• Given request
Reply with one number: how many lines contain the word "they".

(Dataset items)
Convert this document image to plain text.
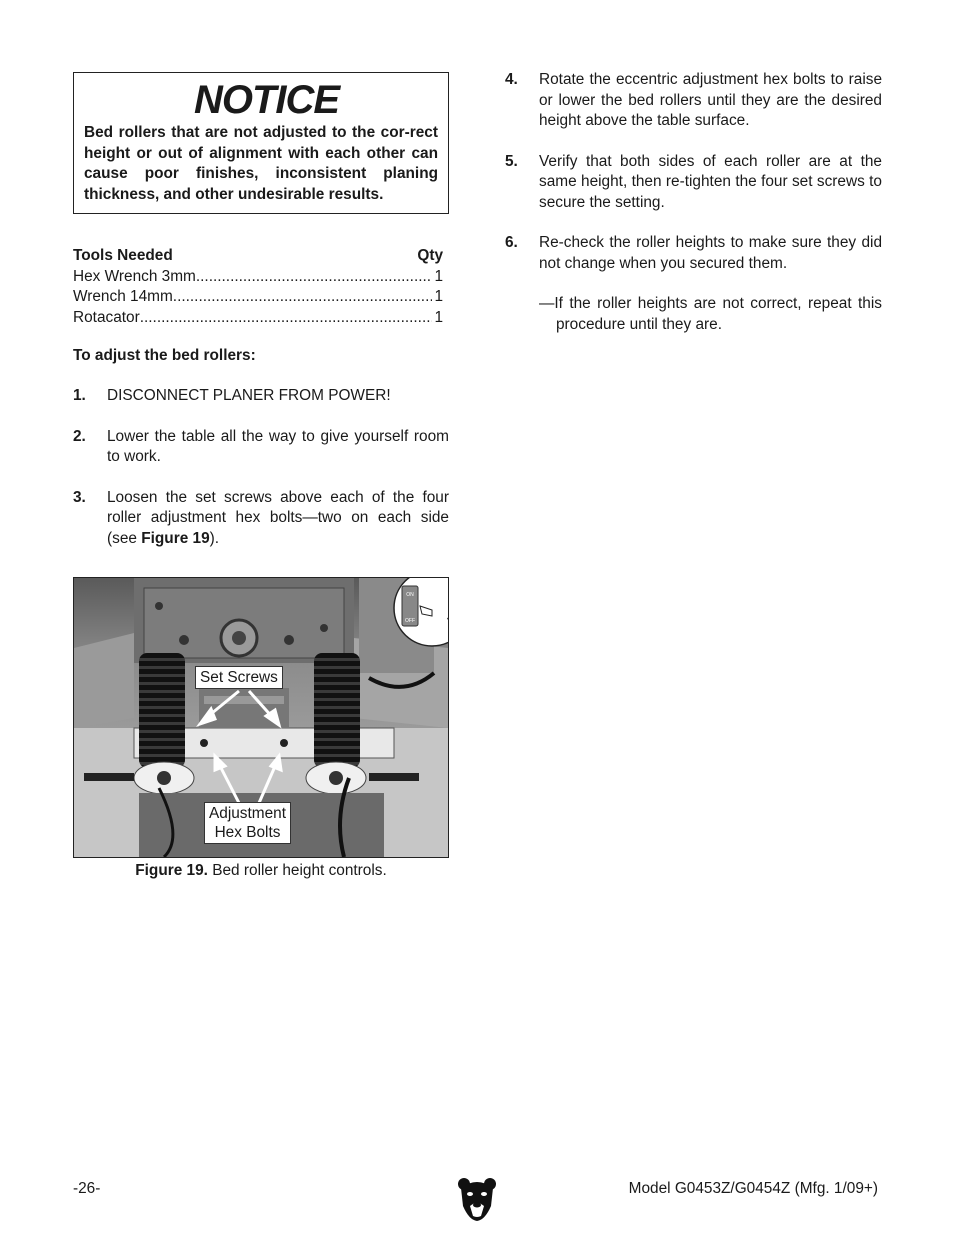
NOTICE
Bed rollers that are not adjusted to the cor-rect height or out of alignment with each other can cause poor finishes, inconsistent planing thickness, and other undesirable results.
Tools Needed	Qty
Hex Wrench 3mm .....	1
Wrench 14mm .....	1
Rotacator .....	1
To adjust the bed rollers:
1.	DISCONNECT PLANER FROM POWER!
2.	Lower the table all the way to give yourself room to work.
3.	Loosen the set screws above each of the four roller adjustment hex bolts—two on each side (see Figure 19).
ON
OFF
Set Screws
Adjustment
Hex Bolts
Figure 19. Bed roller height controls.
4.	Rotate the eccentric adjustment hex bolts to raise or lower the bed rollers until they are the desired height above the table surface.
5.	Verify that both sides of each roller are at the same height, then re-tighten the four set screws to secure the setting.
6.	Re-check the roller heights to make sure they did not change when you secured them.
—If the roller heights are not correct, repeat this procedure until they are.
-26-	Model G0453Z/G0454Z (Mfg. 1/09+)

---

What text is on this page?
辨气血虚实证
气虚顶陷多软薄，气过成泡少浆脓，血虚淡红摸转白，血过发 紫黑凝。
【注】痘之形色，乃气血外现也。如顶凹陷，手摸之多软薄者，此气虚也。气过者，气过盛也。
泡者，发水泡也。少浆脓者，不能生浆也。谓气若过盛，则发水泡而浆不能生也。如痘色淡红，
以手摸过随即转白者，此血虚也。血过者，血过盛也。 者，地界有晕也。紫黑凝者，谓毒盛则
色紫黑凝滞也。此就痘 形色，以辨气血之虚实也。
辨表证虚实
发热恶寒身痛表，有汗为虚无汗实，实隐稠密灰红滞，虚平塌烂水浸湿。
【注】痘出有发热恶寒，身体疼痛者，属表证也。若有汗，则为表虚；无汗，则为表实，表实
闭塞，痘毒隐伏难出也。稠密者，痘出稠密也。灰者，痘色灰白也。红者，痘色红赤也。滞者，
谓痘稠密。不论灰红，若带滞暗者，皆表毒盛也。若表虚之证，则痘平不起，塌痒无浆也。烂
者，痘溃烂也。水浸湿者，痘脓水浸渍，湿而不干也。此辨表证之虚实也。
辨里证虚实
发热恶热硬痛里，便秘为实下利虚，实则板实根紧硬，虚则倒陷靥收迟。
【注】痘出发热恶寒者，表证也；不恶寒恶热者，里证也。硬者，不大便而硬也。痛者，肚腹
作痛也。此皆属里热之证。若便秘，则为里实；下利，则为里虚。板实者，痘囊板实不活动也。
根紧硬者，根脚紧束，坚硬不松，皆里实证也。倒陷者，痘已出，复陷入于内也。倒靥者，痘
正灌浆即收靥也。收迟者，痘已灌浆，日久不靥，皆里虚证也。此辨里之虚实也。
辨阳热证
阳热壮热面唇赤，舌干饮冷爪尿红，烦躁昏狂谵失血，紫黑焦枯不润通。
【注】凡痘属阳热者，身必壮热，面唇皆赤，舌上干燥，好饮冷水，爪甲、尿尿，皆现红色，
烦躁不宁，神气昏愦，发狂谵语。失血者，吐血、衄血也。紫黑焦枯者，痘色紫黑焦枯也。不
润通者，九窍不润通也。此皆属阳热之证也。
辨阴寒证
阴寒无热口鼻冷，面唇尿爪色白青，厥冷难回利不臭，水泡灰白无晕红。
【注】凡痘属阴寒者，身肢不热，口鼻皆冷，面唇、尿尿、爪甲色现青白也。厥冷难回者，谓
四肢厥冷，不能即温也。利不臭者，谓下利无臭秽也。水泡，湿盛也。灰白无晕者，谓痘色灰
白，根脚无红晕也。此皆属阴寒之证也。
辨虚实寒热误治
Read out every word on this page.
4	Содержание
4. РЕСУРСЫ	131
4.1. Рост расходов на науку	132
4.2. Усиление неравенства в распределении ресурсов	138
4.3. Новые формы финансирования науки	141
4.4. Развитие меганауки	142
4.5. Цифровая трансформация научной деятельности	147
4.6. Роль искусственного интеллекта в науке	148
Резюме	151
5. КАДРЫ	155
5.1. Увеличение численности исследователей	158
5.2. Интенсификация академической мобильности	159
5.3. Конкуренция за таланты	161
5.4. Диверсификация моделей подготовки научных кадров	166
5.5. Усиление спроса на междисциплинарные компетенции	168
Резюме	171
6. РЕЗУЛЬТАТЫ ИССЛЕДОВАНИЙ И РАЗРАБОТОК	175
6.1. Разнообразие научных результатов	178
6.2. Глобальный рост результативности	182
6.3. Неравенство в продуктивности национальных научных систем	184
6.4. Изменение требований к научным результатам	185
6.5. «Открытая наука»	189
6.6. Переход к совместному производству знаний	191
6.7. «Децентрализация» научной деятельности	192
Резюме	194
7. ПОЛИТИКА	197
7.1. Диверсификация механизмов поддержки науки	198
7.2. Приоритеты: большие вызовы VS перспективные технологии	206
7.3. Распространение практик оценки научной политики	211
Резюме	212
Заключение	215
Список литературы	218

• The answer
3